Exercise: Without including any images, repeat the data exactly.

>> start Records provided

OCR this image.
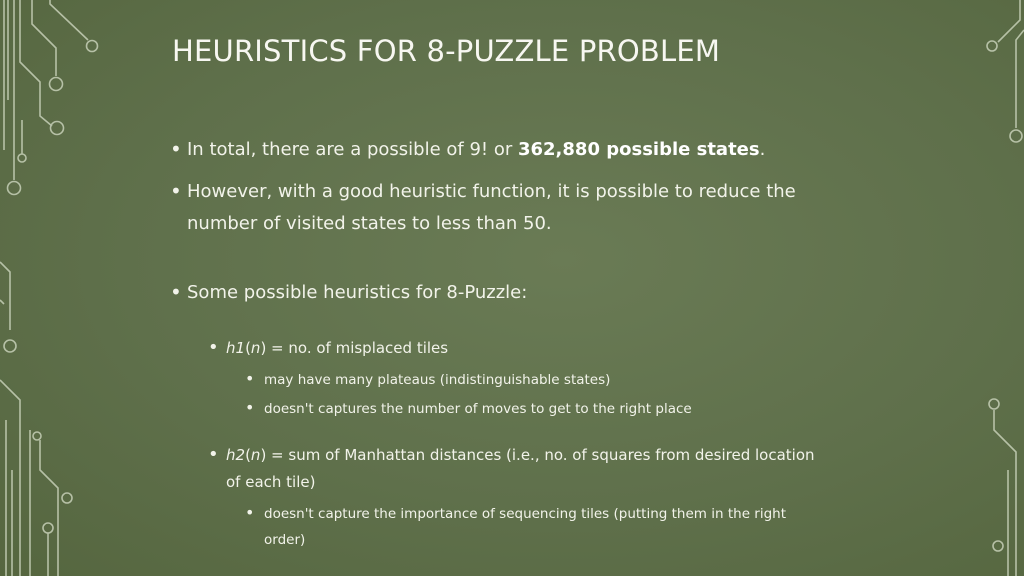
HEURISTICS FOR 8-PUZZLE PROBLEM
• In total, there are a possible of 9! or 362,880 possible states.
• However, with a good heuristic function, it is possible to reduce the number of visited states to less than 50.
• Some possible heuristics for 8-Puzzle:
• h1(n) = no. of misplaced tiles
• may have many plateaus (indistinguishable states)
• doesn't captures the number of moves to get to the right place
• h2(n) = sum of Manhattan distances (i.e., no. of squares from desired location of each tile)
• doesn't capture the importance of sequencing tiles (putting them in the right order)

>> end Records provided

Solved problem:
OCR this image.
HEURISTICS FOR 8-PUZZLE PROBLEM
• In total, there are a possible of 9! or 362,880 possible states.
• However, with a good heuristic function, it is possible to reduce the number of visited states to less than 50.
• Some possible heuristics for 8-Puzzle:
• h1(n) = no. of misplaced tiles
• may have many plateaus (indistinguishable states)
• doesn't captures the number of moves to get to the right place
• h2(n) = sum of Manhattan distances (i.e., no. of squares from desired location of each tile)
• doesn't capture the importance of sequencing tiles (putting them in the right order)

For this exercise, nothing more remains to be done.